▶ [EXERCISE PROMPT]: Could you convert the entries into a numbered list, starting at the first one and ending at the line that contains "160, 203, 180]", with that line included? Leave out blank lines and everything after it.

▶ [THE DATA]:
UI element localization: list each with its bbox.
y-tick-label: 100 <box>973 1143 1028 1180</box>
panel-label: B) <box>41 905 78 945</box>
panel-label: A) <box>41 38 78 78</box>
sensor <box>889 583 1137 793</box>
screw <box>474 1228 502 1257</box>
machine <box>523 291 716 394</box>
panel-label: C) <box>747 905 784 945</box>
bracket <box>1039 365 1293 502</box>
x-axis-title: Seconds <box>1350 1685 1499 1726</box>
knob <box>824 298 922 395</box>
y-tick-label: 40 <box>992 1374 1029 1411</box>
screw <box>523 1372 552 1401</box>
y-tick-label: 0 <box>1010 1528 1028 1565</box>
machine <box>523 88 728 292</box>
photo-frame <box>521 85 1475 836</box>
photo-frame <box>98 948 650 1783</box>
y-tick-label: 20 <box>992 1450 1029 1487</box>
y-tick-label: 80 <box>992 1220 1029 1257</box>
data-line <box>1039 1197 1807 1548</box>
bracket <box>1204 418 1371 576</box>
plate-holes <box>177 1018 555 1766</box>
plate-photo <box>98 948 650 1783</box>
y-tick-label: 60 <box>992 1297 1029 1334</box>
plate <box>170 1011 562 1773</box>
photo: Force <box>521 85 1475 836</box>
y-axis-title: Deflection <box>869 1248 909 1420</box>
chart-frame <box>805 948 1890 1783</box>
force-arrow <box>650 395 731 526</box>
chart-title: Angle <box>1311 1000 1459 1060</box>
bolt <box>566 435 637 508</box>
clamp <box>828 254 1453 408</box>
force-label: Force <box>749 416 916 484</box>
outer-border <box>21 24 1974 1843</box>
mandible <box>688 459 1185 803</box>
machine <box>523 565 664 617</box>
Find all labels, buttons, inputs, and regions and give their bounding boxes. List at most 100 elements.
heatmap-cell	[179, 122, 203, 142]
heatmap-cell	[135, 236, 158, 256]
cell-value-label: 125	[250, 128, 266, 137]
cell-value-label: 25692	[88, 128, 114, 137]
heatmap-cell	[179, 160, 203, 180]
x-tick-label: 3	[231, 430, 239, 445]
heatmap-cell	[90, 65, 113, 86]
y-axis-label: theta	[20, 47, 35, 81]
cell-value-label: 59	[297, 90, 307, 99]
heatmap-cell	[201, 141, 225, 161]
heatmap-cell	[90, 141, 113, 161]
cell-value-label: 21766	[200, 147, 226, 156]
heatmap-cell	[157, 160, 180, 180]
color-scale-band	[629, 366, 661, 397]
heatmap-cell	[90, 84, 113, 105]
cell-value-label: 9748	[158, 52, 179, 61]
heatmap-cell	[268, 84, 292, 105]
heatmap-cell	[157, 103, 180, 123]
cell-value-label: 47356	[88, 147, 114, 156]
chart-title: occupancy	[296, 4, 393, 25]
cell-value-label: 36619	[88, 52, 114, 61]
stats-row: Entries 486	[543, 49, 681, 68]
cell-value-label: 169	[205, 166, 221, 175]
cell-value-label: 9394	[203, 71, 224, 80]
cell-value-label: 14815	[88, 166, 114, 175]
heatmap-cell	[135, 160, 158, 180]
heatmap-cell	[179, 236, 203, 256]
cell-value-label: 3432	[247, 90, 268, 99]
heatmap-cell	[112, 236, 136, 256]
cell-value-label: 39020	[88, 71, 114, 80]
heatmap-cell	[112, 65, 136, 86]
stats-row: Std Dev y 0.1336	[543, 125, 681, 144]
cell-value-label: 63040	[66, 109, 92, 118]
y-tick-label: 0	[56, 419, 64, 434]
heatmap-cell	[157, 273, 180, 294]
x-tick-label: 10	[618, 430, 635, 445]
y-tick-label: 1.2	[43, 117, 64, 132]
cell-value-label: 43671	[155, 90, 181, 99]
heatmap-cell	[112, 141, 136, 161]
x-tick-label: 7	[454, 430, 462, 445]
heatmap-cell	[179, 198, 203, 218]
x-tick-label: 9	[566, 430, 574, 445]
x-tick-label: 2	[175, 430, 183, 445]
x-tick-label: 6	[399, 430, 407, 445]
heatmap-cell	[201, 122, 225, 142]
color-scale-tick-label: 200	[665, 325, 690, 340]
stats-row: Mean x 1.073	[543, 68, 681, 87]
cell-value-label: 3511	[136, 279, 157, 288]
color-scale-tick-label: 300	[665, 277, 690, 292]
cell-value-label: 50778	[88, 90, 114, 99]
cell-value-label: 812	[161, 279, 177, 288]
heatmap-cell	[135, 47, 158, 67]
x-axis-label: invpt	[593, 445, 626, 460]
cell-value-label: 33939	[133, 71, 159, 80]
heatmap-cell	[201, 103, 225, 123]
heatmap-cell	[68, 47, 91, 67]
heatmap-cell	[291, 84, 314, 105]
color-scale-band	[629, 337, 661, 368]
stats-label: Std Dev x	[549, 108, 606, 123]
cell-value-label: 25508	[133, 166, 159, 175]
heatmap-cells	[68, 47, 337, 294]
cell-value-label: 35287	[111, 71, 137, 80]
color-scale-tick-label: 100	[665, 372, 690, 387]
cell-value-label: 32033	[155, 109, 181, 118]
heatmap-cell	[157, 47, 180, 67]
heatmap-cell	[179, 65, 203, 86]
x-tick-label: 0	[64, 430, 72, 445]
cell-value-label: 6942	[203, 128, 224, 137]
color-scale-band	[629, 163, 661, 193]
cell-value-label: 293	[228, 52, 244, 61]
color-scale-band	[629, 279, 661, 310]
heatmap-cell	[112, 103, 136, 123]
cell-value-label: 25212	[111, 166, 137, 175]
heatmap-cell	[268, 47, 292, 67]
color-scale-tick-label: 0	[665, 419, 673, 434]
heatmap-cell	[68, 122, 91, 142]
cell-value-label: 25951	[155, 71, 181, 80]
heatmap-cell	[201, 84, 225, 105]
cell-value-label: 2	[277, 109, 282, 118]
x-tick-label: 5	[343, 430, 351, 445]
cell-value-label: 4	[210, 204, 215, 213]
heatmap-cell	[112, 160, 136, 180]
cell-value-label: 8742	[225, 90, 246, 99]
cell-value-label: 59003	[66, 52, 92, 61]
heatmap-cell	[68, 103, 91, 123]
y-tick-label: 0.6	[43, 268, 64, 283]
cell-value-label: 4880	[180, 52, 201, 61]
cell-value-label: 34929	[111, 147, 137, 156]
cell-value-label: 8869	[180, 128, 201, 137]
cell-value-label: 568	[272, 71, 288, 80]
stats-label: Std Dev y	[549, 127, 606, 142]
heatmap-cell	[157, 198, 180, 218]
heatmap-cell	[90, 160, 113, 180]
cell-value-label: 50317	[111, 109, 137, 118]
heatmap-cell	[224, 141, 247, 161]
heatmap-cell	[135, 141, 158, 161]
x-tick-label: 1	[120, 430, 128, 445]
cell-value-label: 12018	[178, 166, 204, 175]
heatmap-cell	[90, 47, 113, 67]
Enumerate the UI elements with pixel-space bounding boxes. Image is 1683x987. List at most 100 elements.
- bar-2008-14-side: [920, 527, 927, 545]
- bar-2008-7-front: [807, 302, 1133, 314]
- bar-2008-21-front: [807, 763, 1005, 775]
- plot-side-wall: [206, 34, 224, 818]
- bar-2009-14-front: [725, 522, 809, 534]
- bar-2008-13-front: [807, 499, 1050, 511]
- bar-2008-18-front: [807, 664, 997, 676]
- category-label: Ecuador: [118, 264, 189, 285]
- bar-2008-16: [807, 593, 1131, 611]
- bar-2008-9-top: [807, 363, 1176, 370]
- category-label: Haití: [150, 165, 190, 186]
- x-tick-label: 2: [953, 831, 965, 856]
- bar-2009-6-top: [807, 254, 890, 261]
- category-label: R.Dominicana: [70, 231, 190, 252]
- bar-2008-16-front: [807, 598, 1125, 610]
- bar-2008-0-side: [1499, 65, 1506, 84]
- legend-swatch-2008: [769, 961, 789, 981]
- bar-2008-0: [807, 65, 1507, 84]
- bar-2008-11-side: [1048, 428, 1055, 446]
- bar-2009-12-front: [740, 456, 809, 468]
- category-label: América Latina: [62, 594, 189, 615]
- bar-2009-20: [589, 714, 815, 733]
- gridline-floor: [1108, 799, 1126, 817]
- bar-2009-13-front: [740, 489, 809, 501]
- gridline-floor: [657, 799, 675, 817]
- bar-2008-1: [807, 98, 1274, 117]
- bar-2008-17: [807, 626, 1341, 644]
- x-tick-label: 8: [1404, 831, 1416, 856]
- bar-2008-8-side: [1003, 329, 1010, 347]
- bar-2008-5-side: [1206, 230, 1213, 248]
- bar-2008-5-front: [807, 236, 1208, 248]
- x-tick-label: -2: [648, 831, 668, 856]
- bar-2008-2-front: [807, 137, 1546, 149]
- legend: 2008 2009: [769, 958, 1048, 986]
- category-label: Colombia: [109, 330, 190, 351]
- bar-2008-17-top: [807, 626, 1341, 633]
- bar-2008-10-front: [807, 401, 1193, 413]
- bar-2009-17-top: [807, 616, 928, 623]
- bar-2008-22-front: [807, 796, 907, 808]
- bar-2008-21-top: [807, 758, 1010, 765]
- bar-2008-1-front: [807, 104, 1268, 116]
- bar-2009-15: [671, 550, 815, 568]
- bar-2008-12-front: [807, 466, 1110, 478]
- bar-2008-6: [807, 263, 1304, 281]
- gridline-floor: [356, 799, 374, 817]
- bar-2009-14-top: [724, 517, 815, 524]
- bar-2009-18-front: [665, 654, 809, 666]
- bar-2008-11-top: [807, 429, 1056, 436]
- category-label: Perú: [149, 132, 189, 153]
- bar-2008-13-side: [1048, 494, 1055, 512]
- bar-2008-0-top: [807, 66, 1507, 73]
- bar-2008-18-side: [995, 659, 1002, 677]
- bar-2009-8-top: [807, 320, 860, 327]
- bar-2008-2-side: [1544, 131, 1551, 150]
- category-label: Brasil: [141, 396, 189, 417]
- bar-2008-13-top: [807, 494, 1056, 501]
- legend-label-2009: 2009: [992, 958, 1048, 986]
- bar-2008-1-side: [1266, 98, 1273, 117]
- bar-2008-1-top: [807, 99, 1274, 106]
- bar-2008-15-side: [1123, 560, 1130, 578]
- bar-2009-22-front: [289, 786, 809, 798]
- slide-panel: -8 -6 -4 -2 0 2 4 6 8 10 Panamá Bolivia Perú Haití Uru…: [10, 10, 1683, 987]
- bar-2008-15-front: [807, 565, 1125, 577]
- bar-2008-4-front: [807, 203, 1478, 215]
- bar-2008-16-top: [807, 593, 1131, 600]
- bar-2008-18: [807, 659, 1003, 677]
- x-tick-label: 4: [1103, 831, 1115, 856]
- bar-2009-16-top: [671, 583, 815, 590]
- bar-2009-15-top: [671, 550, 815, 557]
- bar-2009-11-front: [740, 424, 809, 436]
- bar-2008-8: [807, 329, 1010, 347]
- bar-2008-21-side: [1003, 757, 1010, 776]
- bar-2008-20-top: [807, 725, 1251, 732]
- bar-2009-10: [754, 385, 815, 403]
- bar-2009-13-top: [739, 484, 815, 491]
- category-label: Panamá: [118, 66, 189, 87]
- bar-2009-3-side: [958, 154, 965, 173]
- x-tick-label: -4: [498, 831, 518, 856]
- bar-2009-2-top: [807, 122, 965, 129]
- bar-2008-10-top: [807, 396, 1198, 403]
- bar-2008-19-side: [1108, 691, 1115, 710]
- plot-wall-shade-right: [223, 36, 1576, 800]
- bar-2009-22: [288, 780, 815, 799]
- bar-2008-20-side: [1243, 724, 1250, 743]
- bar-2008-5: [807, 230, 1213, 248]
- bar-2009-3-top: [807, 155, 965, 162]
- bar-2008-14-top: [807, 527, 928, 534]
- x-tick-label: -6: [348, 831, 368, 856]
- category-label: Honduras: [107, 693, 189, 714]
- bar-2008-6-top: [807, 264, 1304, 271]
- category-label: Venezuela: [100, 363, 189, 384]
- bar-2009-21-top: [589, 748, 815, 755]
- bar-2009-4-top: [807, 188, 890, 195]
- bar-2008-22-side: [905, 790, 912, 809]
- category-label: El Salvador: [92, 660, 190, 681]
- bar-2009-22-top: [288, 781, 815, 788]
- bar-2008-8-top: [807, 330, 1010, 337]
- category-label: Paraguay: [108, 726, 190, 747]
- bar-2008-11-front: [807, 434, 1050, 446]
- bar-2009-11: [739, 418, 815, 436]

▶ [EXPECTED ANSWER]:
1. UI element localization: list each with its bbox.
2. y-tick-label: 100 <box>973 1143 1028 1180</box>
3. panel-label: B) <box>41 905 78 945</box>
4. panel-label: A) <box>41 38 78 78</box>
5. sensor <box>889 583 1137 793</box>
6. screw <box>474 1228 502 1257</box>
7. machine <box>523 291 716 394</box>
8. panel-label: C) <box>747 905 784 945</box>
9. bracket <box>1039 365 1293 502</box>
10. x-axis-title: Seconds <box>1350 1685 1499 1726</box>
11. knob <box>824 298 922 395</box>
12. y-tick-label: 40 <box>992 1374 1029 1411</box>
13. screw <box>523 1372 552 1401</box>
14. y-tick-label: 0 <box>1010 1528 1028 1565</box>
15. machine <box>523 88 728 292</box>
16. photo-frame <box>521 85 1475 836</box>
17. photo-frame <box>98 948 650 1783</box>
18. y-tick-label: 20 <box>992 1450 1029 1487</box>
19. y-tick-label: 80 <box>992 1220 1029 1257</box>
20. data-line <box>1039 1197 1807 1548</box>
21. bracket <box>1204 418 1371 576</box>
22. plate-holes <box>177 1018 555 1766</box>
23. plate-photo <box>98 948 650 1783</box>
24. y-tick-label: 60 <box>992 1297 1029 1334</box>
25. plate <box>170 1011 562 1773</box>
26. photo: Force <box>521 85 1475 836</box>
27. y-axis-title: Deflection <box>869 1248 909 1420</box>
28. chart-frame <box>805 948 1890 1783</box>
29. force-arrow <box>650 395 731 526</box>
30. chart-title: Angle <box>1311 1000 1459 1060</box>
31. bolt <box>566 435 637 508</box>
32. clamp <box>828 254 1453 408</box>
33. force-label: Force <box>749 416 916 484</box>
34. outer-border <box>21 24 1974 1843</box>
35. mandible <box>688 459 1185 803</box>
36. machine <box>523 565 664 617</box>
37. Find all labels, buttons, inputs, and regions and give their bounding boxes. List at most 100 elements.
38. heatmap-cell	[179, 122, 203, 142]
39. heatmap-cell	[135, 236, 158, 256]
40. cell-value-label: 125	[250, 128, 266, 137]
41. cell-value-label: 25692	[88, 128, 114, 137]
42. heatmap-cell	[179, 160, 203, 180]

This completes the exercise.